Data records:

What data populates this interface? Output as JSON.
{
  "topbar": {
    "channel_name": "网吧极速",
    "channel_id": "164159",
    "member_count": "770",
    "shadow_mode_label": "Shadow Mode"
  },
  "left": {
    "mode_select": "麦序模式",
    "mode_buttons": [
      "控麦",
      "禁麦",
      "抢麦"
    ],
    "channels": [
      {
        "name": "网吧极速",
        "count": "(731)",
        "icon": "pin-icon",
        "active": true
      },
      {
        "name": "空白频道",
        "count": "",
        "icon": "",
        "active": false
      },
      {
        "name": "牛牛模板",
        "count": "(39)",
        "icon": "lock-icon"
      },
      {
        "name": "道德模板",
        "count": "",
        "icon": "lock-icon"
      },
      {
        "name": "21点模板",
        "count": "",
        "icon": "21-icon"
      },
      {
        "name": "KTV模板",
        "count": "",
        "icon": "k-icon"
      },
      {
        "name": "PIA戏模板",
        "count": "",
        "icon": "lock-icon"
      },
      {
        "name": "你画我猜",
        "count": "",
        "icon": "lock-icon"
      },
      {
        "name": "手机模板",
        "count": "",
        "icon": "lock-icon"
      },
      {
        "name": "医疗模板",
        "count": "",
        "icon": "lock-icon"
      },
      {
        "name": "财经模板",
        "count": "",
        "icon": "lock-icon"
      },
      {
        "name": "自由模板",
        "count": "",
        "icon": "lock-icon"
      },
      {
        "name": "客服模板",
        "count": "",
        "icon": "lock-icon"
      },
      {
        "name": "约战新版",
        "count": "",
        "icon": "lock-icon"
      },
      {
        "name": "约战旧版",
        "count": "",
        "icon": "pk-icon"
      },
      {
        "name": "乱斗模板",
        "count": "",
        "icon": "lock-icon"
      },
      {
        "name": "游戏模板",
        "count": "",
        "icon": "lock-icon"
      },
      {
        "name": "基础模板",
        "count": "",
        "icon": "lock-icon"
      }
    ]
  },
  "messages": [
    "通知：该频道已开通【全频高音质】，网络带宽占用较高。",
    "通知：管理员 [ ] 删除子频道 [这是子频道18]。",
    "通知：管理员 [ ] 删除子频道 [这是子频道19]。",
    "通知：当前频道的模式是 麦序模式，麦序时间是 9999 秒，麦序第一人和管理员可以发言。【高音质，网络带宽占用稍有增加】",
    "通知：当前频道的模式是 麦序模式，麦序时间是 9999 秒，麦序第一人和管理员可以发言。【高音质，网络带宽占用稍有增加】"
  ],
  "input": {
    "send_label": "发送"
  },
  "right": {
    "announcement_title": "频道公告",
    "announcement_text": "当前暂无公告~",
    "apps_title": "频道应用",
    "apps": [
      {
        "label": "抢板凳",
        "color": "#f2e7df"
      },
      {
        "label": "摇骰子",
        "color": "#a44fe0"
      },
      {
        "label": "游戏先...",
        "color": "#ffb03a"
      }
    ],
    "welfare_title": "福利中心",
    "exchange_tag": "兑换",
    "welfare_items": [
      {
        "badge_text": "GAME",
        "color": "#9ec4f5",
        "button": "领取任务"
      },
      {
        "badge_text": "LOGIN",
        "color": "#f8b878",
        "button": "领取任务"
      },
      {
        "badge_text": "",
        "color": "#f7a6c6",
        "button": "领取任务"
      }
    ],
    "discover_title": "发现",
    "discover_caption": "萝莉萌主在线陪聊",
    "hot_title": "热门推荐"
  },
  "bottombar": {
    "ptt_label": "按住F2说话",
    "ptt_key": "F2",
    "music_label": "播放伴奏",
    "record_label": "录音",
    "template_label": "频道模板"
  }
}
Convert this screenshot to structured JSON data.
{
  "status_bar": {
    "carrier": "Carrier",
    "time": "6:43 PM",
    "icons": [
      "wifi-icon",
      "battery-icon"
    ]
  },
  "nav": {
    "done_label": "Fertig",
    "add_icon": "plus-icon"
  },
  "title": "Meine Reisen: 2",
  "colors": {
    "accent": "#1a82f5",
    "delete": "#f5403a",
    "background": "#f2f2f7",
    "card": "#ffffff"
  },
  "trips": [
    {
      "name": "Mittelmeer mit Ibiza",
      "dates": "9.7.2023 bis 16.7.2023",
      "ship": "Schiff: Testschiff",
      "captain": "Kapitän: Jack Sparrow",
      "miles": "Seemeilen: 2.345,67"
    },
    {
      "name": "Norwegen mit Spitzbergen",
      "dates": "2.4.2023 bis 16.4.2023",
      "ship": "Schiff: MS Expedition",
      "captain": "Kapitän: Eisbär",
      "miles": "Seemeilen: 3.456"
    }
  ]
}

◆ What you should do
Repeat every line of the data, exactly and in full.

◆ Output of the task
What data populates this interface? Output as JSON.
{
  "topbar": {
    "channel_name": "网吧极速",
    "channel_id": "164159",
    "member_count": "770",
    "shadow_mode_label": "Shadow Mode"
  },
  "left": {
    "mode_select": "麦序模式",
    "mode_buttons": [
      "控麦",
      "禁麦",
      "抢麦"
    ],
    "channels": [
      {
        "name": "网吧极速",
        "count": "(731)",
        "icon": "pin-icon",
        "active": true
      },
      {
        "name": "空白频道",
        "count": "",
        "icon": "",
        "active": false
      },
      {
        "name": "牛牛模板",
        "count": "(39)",
        "icon": "lock-icon"
      },
      {
        "name": "道德模板",
        "count": "",
        "icon": "lock-icon"
      },
      {
        "name": "21点模板",
        "count": "",
        "icon": "21-icon"
      },
      {
        "name": "KTV模板",
        "count": "",
        "icon": "k-icon"
      },
      {
        "name": "PIA戏模板",
        "count": "",
        "icon": "lock-icon"
      },
      {
        "name": "你画我猜",
        "count": "",
        "icon": "lock-icon"
      },
      {
        "name": "手机模板",
        "count": "",
        "icon": "lock-icon"
      },
      {
        "name": "医疗模板",
        "count": "",
        "icon": "lock-icon"
      },
      {
        "name": "财经模板",
        "count": "",
        "icon": "lock-icon"
      },
      {
        "name": "自由模板",
        "count": "",
        "icon": "lock-icon"
      },
      {
        "name": "客服模板",
        "count": "",
        "icon": "lock-icon"
      },
      {
        "name": "约战新版",
        "count": "",
        "icon": "lock-icon"
      },
      {
        "name": "约战旧版",
        "count": "",
        "icon": "pk-icon"
      },
      {
        "name": "乱斗模板",
        "count": "",
        "icon": "lock-icon"
      },
      {
        "name": "游戏模板",
        "count": "",
        "icon": "lock-icon"
      },
      {
        "name": "基础模板",
        "count": "",
        "icon": "lock-icon"
      }
    ]
  },
  "messages": [
    "通知：该频道已开通【全频高音质】，网络带宽占用较高。",
    "通知：管理员 [ ] 删除子频道 [这是子频道18]。",
    "通知：管理员 [ ] 删除子频道 [这是子频道19]。",
    "通知：当前频道的模式是 麦序模式，麦序时间是 9999 秒，麦序第一人和管理员可以发言。【高音质，网络带宽占用稍有增加】",
    "通知：当前频道的模式是 麦序模式，麦序时间是 9999 秒，麦序第一人和管理员可以发言。【高音质，网络带宽占用稍有增加】"
  ],
  "input": {
    "send_label": "发送"
  },
  "right": {
    "announcement_title": "频道公告",
    "announcement_text": "当前暂无公告~",
    "apps_title": "频道应用",
    "apps": [
      {
        "label": "抢板凳",
        "color": "#f2e7df"
      },
      {
        "label": "摇骰子",
        "color": "#a44fe0"
      },
      {
        "label": "游戏先...",
        "color": "#ffb03a"
      }
    ],
    "welfare_title": "福利中心",
    "exchange_tag": "兑换",
    "welfare_items": [
      {
        "badge_text": "GAME",
        "color": "#9ec4f5",
        "button": "领取任务"
      },
      {
        "badge_text": "LOGIN",
        "color": "#f8b878",
        "button": "领取任务"
      },
      {
        "badge_text": "",
        "color": "#f7a6c6",
        "button": "领取任务"
      }
    ],
    "discover_title": "发现",
    "discover_caption": "萝莉萌主在线陪聊",
    "hot_title": "热门推荐"
  },
  "bottombar": {
    "ptt_label": "按住F2说话",
    "ptt_key": "F2",
    "music_label": "播放伴奏",
    "record_label": "录音",
    "template_label": "频道模板"
  }
}
Convert this screenshot to structured JSON data.
{
  "status_bar": {
    "carrier": "Carrier",
    "time": "6:43 PM",
    "icons": [
      "wifi-icon",
      "battery-icon"
    ]
  },
  "nav": {
    "done_label": "Fertig",
    "add_icon": "plus-icon"
  },
  "title": "Meine Reisen: 2",
  "colors": {
    "accent": "#1a82f5",
    "delete": "#f5403a",
    "background": "#f2f2f7",
    "card": "#ffffff"
  },
  "trips": [
    {
      "name": "Mittelmeer mit Ibiza",
      "dates": "9.7.2023 bis 16.7.2023",
      "ship": "Schiff: Testschiff",
      "captain": "Kapitän: Jack Sparrow",
      "miles": "Seemeilen: 2.345,67"
    },
    {
      "name": "Norwegen mit Spitzbergen",
      "dates": "2.4.2023 bis 16.4.2023",
      "ship": "Schiff: MS Expedition",
      "captain": "Kapitän: Eisbär",
      "miles": "Seemeilen: 3.456"
    }
  ]
}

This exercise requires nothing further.